What is asked —
Find every line below that contains the word "successfully" and copy it out.
"""
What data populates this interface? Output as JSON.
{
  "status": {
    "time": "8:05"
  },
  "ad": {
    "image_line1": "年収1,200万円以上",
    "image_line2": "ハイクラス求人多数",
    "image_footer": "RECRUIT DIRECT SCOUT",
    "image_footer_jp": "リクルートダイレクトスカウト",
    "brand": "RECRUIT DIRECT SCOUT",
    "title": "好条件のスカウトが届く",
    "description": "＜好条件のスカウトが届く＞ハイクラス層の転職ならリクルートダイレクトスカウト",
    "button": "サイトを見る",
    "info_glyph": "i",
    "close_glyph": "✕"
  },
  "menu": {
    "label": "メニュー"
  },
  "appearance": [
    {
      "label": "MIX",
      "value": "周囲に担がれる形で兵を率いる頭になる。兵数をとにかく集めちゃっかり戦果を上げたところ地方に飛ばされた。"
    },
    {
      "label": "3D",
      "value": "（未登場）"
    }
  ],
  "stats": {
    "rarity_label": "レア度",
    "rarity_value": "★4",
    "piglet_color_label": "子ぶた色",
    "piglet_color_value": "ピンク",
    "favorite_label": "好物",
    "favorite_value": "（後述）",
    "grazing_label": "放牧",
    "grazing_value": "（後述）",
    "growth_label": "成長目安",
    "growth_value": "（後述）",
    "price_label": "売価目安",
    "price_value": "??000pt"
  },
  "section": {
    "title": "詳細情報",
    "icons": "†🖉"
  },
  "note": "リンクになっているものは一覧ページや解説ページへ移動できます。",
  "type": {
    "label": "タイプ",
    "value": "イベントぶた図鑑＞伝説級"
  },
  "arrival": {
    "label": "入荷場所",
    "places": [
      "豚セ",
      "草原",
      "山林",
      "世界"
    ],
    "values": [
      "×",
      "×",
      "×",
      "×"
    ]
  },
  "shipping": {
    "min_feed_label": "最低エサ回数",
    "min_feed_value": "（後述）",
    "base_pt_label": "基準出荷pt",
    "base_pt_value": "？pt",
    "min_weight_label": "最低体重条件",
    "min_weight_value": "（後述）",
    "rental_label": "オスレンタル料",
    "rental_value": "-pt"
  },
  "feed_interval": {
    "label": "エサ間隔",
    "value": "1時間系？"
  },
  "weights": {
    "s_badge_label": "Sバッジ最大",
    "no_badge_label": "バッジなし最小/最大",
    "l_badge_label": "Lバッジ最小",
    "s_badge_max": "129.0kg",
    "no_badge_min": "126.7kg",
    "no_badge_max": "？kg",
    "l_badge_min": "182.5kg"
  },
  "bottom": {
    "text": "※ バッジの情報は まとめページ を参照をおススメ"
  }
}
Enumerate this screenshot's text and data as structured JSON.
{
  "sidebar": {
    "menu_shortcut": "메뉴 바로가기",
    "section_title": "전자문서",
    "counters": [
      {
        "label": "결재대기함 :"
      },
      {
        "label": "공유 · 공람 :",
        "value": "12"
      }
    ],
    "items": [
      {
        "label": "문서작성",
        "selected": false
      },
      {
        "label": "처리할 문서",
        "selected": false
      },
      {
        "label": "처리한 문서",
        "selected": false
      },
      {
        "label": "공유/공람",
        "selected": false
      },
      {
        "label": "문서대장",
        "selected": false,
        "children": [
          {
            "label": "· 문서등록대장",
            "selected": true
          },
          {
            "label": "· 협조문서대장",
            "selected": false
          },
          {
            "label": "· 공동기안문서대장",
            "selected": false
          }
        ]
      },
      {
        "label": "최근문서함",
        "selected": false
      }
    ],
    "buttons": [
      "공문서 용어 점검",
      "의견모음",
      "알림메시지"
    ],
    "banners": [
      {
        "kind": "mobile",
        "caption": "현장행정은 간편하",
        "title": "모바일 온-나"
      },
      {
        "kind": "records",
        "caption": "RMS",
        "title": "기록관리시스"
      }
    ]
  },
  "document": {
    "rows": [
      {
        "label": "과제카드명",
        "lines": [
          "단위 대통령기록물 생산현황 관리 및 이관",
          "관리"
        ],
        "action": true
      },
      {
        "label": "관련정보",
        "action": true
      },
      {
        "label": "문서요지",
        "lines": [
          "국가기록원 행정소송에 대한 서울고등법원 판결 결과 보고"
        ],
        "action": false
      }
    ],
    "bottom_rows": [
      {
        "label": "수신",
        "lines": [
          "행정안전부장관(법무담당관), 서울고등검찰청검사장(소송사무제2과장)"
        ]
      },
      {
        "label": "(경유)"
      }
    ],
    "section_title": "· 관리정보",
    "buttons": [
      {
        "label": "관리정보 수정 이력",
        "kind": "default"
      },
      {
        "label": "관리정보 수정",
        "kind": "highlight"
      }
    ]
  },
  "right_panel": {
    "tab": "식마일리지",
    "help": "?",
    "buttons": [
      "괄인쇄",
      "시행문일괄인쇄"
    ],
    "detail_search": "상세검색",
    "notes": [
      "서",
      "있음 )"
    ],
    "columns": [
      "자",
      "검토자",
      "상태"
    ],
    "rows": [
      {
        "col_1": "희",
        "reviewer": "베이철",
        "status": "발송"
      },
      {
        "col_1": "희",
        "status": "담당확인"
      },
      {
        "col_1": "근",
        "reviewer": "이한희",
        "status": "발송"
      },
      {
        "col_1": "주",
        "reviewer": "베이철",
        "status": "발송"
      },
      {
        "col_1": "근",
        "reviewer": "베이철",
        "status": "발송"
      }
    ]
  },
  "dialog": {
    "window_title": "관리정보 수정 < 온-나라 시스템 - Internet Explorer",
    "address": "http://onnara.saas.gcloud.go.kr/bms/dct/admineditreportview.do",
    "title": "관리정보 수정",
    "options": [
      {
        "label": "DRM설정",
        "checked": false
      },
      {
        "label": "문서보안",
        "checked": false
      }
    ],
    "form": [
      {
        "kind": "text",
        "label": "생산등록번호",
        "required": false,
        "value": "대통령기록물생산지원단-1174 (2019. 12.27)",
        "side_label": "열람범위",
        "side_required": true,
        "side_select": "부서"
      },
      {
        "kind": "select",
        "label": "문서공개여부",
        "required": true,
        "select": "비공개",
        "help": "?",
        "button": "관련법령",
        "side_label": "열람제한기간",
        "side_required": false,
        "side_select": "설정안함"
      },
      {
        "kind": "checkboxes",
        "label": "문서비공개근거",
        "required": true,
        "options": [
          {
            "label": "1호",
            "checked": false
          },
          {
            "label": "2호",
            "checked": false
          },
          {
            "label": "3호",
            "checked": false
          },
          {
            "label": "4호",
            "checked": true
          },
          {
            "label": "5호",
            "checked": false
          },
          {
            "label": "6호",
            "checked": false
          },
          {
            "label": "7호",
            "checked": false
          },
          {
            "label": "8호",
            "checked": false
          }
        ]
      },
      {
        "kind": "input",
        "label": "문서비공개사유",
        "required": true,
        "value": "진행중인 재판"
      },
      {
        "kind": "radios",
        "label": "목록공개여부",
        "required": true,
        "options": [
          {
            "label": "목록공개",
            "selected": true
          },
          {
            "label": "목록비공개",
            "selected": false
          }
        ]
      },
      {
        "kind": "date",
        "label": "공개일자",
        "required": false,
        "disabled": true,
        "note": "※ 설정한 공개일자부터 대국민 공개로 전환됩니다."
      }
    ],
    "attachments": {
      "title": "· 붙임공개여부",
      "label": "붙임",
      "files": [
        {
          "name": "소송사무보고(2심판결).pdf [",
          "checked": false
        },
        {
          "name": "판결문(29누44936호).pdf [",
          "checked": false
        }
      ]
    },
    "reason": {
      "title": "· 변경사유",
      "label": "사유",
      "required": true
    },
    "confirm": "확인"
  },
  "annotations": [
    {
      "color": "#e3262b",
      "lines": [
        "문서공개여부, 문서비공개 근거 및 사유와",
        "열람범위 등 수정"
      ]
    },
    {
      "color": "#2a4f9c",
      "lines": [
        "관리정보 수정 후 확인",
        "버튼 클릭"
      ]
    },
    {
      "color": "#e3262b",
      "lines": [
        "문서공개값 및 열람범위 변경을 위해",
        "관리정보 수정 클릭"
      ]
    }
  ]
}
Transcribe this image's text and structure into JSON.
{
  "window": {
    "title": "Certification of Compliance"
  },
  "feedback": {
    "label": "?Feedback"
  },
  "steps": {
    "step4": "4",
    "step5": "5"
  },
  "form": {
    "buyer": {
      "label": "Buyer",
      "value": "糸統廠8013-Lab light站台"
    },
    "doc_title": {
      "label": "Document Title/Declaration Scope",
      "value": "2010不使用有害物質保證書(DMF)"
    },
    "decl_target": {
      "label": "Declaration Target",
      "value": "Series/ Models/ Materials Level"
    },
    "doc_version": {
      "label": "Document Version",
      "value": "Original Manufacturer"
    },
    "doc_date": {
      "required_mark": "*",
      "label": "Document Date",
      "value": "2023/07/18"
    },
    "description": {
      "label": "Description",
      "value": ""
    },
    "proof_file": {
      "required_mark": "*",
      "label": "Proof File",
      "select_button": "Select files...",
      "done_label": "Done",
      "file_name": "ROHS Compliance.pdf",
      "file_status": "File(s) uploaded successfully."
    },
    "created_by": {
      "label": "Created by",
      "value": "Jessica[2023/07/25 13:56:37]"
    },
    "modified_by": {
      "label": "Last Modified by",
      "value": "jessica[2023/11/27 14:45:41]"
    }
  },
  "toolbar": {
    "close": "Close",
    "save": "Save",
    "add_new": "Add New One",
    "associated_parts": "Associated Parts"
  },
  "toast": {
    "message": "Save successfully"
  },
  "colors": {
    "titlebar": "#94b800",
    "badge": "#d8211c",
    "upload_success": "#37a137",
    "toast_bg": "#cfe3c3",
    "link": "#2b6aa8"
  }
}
"""
Expected output —
      "file_status": "File(s) uploaded successfully."
    "message": "Save successfully"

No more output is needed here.